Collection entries
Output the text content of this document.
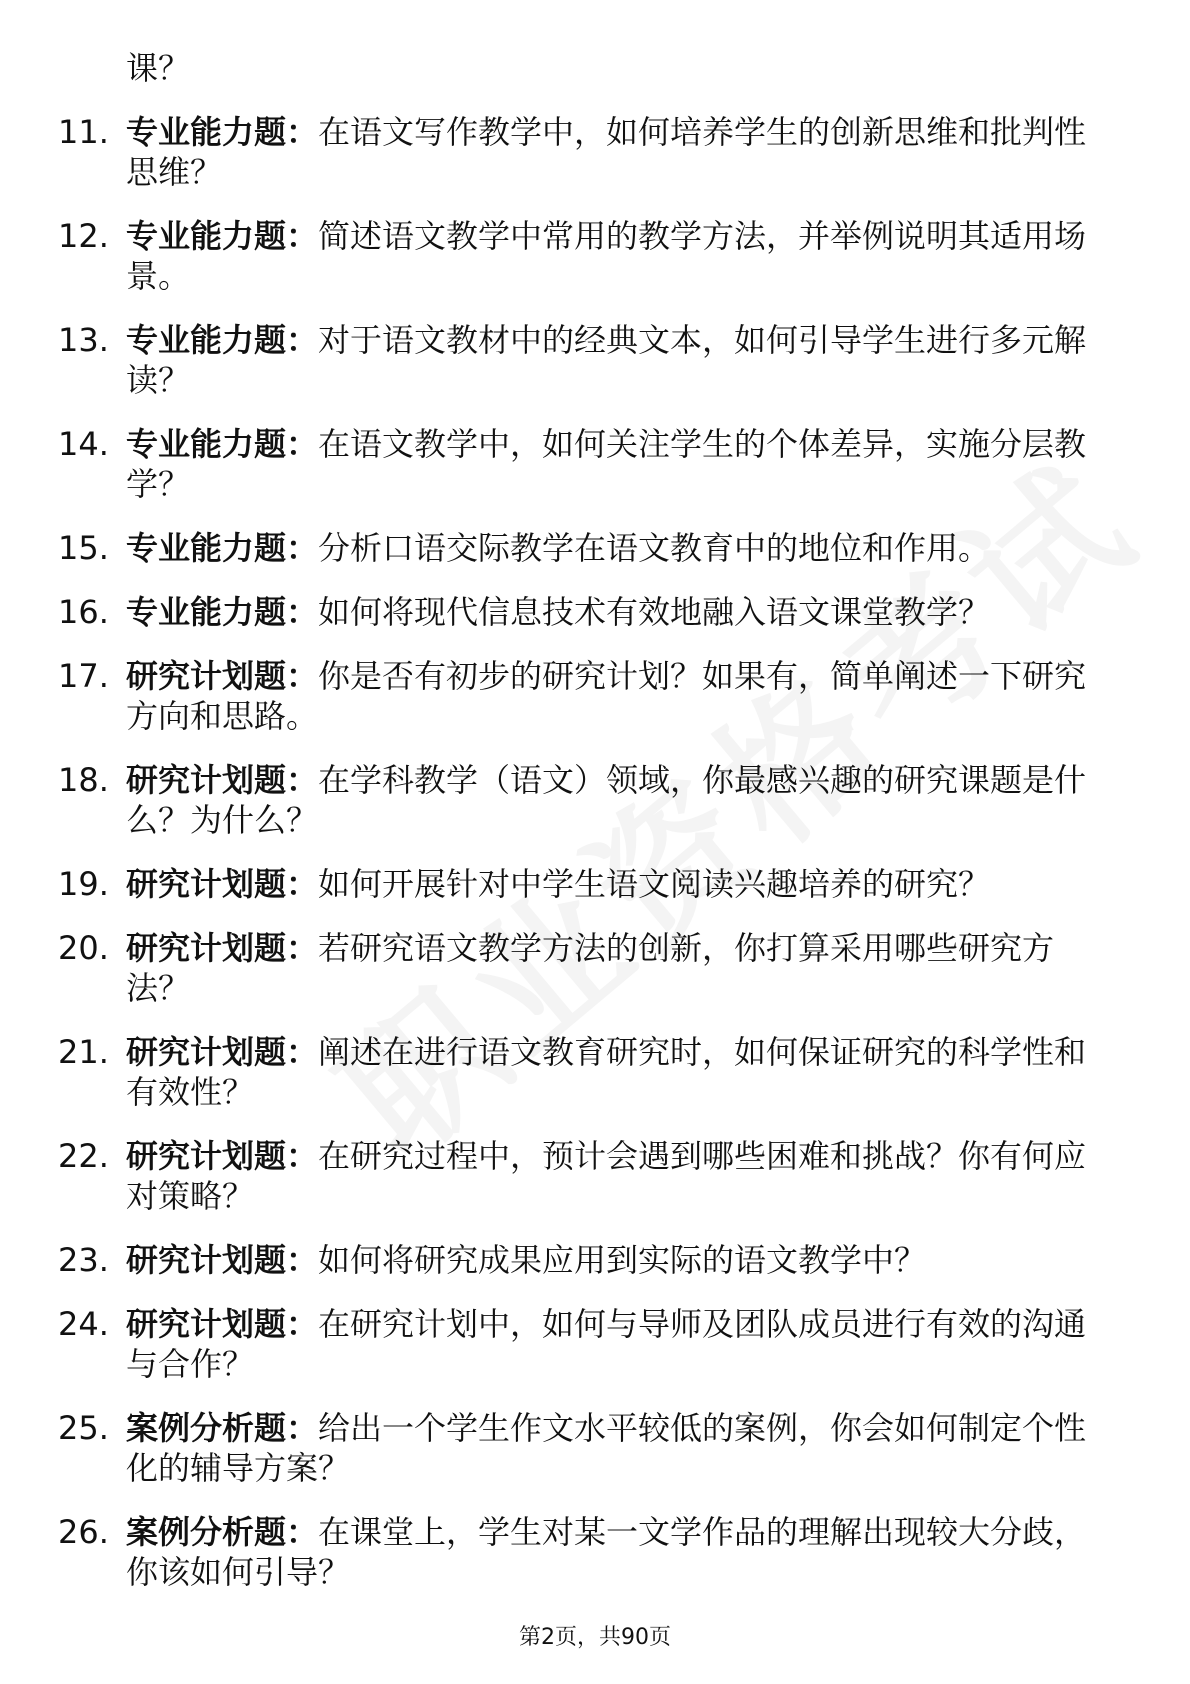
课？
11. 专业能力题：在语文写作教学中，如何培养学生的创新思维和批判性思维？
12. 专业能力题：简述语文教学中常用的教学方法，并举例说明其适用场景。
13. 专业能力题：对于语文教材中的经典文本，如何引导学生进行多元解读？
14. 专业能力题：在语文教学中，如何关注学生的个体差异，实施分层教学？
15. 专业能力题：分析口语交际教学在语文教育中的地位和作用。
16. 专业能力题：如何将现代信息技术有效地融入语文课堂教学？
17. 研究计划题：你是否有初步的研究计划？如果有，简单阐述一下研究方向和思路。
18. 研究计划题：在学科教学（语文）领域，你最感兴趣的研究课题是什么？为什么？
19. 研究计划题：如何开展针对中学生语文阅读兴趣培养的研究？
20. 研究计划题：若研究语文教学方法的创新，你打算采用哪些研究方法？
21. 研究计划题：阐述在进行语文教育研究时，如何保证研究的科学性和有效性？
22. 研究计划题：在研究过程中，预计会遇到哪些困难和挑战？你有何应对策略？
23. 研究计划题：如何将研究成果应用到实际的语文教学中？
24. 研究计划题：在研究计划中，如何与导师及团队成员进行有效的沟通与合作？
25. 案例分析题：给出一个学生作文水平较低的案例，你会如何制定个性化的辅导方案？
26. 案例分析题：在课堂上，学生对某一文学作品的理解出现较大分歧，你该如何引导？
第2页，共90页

--- EXERCISE ---
Every line of the material is to be quoted exactly, with no pictures carried over.

--- EXPECTED OUTPUT ---
Output the text content of this document.
课？
11. 专业能力题：在语文写作教学中，如何培养学生的创新思维和批判性思维？
12. 专业能力题：简述语文教学中常用的教学方法，并举例说明其适用场景。
13. 专业能力题：对于语文教材中的经典文本，如何引导学生进行多元解读？
14. 专业能力题：在语文教学中，如何关注学生的个体差异，实施分层教学？
15. 专业能力题：分析口语交际教学在语文教育中的地位和作用。
16. 专业能力题：如何将现代信息技术有效地融入语文课堂教学？
17. 研究计划题：你是否有初步的研究计划？如果有，简单阐述一下研究方向和思路。
18. 研究计划题：在学科教学（语文）领域，你最感兴趣的研究课题是什么？为什么？
19. 研究计划题：如何开展针对中学生语文阅读兴趣培养的研究？
20. 研究计划题：若研究语文教学方法的创新，你打算采用哪些研究方法？
21. 研究计划题：阐述在进行语文教育研究时，如何保证研究的科学性和有效性？
22. 研究计划题：在研究过程中，预计会遇到哪些困难和挑战？你有何应对策略？
23. 研究计划题：如何将研究成果应用到实际的语文教学中？
24. 研究计划题：在研究计划中，如何与导师及团队成员进行有效的沟通与合作？
25. 案例分析题：给出一个学生作文水平较低的案例，你会如何制定个性化的辅导方案？
26. 案例分析题：在课堂上，学生对某一文学作品的理解出现较大分歧，你该如何引导？
第2页，共90页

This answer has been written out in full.